Material to process
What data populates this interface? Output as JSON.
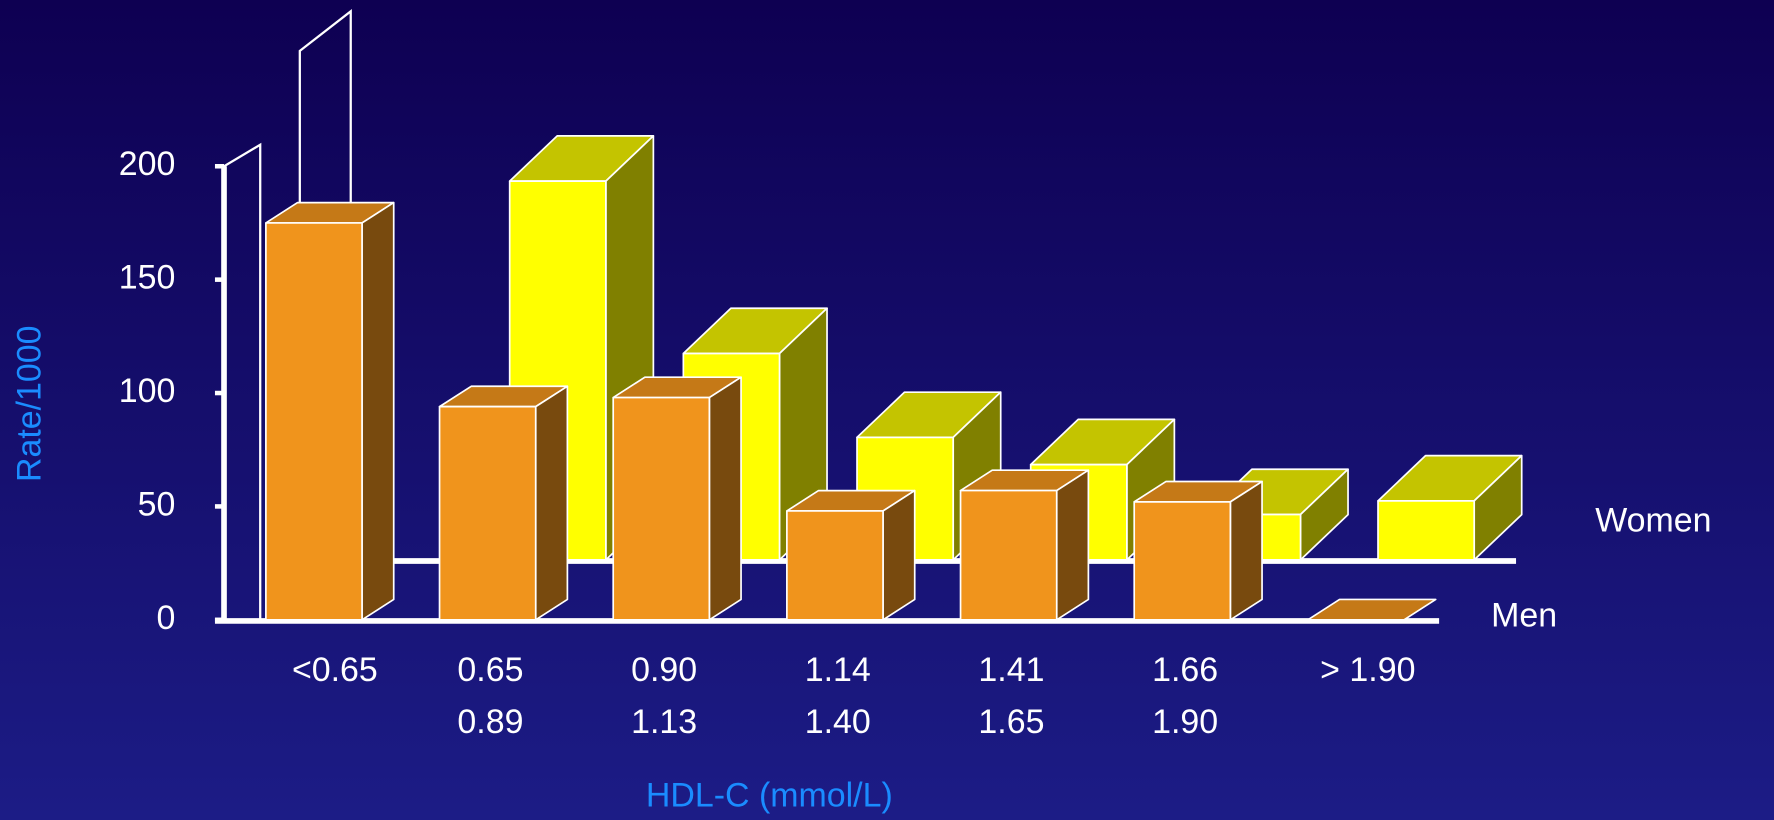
{
  "chart_data": {
    "type": "bar3d",
    "y_label": "Rate/1000",
    "x_label": "HDL-C (mmol/L)",
    "categories": [
      [
        "<0.65"
      ],
      [
        "0.65",
        "0.89"
      ],
      [
        "0.90",
        "1.13"
      ],
      [
        "1.14",
        "1.40"
      ],
      [
        "1.41",
        "1.65"
      ],
      [
        "1.66",
        "1.90"
      ],
      [
        "> 1.90"
      ]
    ],
    "series": [
      {
        "name": "Men",
        "color": "#f0941c",
        "values": [
          175,
          94,
          98,
          48,
          57,
          52,
          0
        ]
      },
      {
        "name": "Women",
        "color": "#ffff00",
        "values": [
          null,
          167,
          91,
          54,
          42,
          20,
          26
        ]
      }
    ],
    "ylim": [
      0,
      200
    ],
    "yticks": [
      0,
      50,
      100,
      150,
      200
    ]
  }
}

Exercise objective
Reproduce the material in its entirety and word for word, without the pictures.

Written solution
What data populates this interface? Output as JSON.
{
  "chart_data": {
    "type": "bar3d",
    "y_label": "Rate/1000",
    "x_label": "HDL-C (mmol/L)",
    "categories": [
      [
        "<0.65"
      ],
      [
        "0.65",
        "0.89"
      ],
      [
        "0.90",
        "1.13"
      ],
      [
        "1.14",
        "1.40"
      ],
      [
        "1.41",
        "1.65"
      ],
      [
        "1.66",
        "1.90"
      ],
      [
        "> 1.90"
      ]
    ],
    "series": [
      {
        "name": "Men",
        "color": "#f0941c",
        "values": [
          175,
          94,
          98,
          48,
          57,
          52,
          0
        ]
      },
      {
        "name": "Women",
        "color": "#ffff00",
        "values": [
          null,
          167,
          91,
          54,
          42,
          20,
          26
        ]
      }
    ],
    "ylim": [
      0,
      200
    ],
    "yticks": [
      0,
      50,
      100,
      150,
      200
    ]
  }
}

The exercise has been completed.